- [Problem statement]:
In the data that follows, determine how many lines contain the word "type", and give only that number.

Dataset listings of figures:
* * * *

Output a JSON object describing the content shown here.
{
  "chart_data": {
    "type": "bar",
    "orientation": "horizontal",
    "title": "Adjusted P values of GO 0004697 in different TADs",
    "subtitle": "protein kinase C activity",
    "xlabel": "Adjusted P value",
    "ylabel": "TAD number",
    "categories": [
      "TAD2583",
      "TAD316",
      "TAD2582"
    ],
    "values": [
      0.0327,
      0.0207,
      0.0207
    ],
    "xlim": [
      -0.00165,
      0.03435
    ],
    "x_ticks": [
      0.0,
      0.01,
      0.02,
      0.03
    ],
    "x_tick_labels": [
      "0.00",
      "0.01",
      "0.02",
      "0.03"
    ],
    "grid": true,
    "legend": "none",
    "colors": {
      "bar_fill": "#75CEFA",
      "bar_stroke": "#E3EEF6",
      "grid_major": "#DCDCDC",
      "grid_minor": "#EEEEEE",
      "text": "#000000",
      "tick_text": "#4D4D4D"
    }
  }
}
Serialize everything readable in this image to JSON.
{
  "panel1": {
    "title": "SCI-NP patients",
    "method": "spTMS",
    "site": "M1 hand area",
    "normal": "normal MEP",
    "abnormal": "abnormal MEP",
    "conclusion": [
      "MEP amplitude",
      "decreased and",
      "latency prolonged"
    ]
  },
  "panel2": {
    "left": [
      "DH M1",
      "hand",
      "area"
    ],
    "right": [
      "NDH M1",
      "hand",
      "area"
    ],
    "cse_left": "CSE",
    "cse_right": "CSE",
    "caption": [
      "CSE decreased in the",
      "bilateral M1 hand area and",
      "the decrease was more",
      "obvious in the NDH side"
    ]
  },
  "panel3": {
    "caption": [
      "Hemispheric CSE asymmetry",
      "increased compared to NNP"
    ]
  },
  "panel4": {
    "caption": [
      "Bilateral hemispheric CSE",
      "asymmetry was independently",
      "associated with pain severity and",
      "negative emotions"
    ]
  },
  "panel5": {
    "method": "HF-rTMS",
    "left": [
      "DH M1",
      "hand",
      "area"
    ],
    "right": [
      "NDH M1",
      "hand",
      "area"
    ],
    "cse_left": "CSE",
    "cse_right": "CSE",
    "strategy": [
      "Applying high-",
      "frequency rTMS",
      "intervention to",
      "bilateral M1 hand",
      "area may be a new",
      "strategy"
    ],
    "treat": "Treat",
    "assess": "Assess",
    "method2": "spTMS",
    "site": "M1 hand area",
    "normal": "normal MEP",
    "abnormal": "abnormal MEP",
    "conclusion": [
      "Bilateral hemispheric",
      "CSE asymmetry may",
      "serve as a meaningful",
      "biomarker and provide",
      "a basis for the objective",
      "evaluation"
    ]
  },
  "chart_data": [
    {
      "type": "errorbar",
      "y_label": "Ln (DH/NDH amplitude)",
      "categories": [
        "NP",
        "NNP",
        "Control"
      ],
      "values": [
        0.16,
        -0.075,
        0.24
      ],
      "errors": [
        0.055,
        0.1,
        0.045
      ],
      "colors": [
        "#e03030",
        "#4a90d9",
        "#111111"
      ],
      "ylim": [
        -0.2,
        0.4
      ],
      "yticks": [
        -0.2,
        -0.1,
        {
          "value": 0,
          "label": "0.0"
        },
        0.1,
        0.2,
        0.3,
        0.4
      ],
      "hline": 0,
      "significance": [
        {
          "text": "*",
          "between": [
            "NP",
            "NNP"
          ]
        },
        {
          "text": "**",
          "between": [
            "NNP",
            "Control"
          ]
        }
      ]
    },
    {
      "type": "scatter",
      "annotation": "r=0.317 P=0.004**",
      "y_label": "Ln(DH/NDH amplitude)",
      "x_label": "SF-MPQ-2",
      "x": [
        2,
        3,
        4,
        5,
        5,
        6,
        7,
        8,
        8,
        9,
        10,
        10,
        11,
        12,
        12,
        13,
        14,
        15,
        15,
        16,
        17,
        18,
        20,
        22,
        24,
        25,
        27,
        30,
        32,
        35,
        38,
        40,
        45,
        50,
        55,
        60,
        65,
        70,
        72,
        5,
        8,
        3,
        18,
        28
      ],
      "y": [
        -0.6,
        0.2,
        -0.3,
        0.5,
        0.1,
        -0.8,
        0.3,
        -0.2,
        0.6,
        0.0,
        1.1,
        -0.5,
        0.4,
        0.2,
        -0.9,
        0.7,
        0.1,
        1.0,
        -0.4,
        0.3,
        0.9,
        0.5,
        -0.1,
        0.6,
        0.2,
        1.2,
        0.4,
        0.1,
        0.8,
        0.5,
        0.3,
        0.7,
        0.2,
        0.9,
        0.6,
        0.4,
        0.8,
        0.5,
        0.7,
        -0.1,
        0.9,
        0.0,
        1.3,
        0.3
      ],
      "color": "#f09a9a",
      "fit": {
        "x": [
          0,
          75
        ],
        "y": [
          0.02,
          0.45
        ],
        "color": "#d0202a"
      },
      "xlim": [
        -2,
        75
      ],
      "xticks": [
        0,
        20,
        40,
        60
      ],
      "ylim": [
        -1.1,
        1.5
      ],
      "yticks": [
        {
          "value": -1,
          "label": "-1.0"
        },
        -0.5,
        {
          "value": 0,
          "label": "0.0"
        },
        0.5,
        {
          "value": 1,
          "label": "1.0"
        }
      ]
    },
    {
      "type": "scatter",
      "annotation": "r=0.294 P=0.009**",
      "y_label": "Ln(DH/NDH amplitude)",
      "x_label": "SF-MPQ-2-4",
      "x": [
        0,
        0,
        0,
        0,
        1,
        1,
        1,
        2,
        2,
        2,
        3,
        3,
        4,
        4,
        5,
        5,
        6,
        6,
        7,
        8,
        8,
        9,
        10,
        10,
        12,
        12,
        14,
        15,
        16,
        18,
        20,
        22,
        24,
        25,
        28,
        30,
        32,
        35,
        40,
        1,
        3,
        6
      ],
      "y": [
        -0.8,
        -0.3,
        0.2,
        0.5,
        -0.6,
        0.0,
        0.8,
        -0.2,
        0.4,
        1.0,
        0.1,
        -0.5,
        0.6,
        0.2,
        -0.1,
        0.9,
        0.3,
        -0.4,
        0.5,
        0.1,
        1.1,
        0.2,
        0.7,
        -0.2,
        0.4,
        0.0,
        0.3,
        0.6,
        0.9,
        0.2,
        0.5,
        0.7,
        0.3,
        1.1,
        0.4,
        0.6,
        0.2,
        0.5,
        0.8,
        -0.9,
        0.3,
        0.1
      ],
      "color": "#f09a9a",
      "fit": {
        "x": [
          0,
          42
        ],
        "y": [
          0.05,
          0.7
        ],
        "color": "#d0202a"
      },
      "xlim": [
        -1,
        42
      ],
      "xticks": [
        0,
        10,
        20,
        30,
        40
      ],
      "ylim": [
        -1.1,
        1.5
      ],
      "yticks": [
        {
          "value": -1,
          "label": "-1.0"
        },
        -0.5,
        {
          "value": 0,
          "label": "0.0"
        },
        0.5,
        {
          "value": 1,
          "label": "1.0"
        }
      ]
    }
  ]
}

* * * *

- [Response to the exercise]:
4